── DATA ──

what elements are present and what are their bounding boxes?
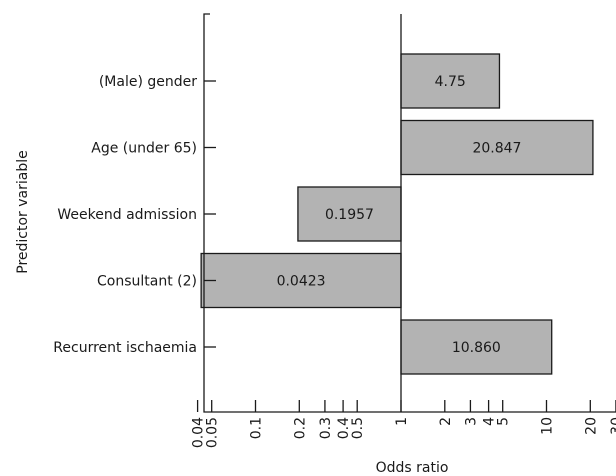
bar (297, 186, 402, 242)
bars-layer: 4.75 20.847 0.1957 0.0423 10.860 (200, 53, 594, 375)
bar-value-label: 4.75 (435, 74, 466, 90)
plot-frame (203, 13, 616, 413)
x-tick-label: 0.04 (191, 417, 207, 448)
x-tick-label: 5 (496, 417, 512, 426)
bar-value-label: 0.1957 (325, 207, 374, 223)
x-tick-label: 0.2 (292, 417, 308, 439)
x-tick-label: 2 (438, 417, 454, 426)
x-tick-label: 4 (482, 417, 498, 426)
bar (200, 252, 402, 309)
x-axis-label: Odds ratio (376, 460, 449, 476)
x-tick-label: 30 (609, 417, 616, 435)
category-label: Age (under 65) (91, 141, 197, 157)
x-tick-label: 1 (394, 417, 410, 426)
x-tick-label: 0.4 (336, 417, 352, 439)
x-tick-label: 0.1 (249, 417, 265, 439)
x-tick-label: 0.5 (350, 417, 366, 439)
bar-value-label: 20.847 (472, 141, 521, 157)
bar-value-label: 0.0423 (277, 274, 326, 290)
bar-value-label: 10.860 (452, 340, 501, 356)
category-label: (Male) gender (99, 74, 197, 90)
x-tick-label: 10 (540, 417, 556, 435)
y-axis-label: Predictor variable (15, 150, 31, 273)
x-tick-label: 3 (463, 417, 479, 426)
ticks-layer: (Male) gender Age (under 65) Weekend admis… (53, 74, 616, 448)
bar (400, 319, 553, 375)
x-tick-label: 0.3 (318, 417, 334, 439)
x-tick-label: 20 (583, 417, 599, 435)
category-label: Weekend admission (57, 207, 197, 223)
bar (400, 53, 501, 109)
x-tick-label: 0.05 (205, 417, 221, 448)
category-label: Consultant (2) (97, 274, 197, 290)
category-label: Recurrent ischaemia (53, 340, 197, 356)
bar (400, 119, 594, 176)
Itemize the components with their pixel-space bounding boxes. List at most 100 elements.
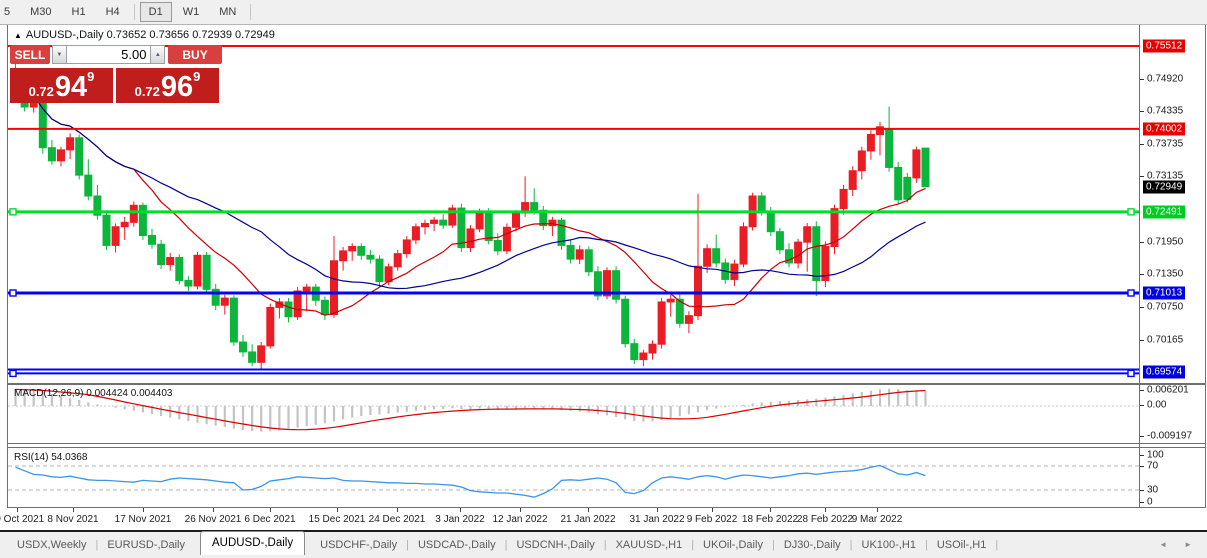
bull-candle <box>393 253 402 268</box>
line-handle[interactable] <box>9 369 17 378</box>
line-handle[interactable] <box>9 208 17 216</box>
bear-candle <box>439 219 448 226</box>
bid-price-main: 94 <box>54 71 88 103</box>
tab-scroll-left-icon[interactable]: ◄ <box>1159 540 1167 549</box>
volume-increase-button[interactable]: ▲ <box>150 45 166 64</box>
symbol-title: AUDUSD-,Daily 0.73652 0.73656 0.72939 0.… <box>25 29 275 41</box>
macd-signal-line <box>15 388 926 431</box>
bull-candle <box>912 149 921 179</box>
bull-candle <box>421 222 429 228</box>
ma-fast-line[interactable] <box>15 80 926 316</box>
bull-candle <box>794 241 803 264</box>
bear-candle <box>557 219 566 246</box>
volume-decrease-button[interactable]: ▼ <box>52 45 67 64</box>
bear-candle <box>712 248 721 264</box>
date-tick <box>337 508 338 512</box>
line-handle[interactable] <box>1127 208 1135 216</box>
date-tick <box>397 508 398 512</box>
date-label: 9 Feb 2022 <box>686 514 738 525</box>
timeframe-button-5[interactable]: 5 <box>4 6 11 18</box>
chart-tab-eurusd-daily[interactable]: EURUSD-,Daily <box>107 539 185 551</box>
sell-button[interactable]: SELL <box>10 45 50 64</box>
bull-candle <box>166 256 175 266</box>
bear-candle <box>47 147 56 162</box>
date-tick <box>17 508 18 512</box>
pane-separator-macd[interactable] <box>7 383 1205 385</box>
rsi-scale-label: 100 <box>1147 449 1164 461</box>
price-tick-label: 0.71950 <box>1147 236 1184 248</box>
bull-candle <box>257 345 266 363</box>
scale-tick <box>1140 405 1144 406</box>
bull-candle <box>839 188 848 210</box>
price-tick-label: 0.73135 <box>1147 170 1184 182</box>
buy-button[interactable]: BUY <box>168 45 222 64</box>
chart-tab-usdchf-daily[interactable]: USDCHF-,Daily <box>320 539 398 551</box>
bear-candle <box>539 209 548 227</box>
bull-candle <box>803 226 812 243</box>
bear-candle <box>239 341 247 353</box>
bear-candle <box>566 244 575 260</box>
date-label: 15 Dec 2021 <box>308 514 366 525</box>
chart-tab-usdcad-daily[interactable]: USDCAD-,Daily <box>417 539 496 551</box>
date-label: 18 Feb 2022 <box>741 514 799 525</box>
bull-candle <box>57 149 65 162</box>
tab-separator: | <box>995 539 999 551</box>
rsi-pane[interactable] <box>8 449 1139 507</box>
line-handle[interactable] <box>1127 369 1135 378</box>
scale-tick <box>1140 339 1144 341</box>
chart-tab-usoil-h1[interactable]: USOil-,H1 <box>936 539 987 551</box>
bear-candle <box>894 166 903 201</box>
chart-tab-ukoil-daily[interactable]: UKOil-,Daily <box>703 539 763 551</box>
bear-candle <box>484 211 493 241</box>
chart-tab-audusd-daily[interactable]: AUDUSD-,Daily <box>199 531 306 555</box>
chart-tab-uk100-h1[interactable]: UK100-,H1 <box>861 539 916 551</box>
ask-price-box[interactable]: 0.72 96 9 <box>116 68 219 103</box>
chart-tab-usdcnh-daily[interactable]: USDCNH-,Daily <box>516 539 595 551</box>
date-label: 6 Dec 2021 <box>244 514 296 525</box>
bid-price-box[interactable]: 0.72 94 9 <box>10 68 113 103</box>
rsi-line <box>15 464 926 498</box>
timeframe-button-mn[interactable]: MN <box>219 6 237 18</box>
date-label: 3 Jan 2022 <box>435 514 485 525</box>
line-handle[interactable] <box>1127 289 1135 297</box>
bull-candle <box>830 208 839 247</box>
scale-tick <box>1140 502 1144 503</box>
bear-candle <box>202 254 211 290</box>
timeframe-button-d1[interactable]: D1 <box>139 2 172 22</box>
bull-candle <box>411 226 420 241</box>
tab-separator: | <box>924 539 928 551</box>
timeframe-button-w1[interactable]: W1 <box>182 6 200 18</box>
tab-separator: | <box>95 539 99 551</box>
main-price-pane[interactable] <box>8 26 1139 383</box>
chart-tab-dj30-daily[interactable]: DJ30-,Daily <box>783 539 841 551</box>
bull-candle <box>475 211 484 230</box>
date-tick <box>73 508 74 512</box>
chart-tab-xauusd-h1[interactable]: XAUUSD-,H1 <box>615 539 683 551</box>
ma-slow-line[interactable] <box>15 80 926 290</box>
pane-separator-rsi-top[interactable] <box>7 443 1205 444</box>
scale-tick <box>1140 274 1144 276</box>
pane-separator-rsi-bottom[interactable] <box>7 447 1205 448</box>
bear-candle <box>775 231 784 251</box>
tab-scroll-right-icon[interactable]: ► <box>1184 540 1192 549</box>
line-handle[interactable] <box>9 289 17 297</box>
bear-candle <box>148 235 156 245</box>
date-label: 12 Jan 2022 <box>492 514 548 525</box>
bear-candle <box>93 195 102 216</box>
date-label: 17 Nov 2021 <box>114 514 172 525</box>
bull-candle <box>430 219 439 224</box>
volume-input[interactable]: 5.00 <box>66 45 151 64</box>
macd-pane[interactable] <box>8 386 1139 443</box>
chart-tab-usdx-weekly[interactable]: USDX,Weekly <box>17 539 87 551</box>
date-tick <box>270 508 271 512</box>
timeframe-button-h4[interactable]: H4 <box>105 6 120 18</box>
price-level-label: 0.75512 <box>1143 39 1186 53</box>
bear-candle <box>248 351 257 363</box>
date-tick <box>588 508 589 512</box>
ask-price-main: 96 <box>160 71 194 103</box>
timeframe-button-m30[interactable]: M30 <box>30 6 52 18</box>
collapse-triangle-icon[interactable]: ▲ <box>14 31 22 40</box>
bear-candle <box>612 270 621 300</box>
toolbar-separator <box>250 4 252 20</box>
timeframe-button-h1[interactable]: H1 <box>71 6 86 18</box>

───

▶ _TASK STATEMENT_: Can you turn the lines from the one with "bull-candle <box>393 253 402 268</box>" through the one with "bull-candle <box>421 222 429 228</box>", both included, into a numbered list that skips any blank lines?

▶ _CORRECT OUTPUT_:
1. bull-candle <box>393 253 402 268</box>
2. line-handle[interactable] <box>9 369 17 378</box>
3. line-handle[interactable] <box>9 208 17 216</box>
4. bear-candle <box>439 219 448 226</box>
5. bid-price-main: 94 <box>54 71 88 103</box>
6. tab-scroll-left-icon[interactable]: ◄ <box>1159 540 1167 549</box>
7. volume-increase-button[interactable]: ▲ <box>150 45 166 64</box>
8. symbol-title: AUDUSD-,Daily 0.73652 0.73656 0.72939 0.… <box>25 29 275 41</box>
9. macd-signal-line <box>15 388 926 431</box>
10. bull-candle <box>912 149 921 179</box>
11. bull-candle <box>421 222 429 228</box>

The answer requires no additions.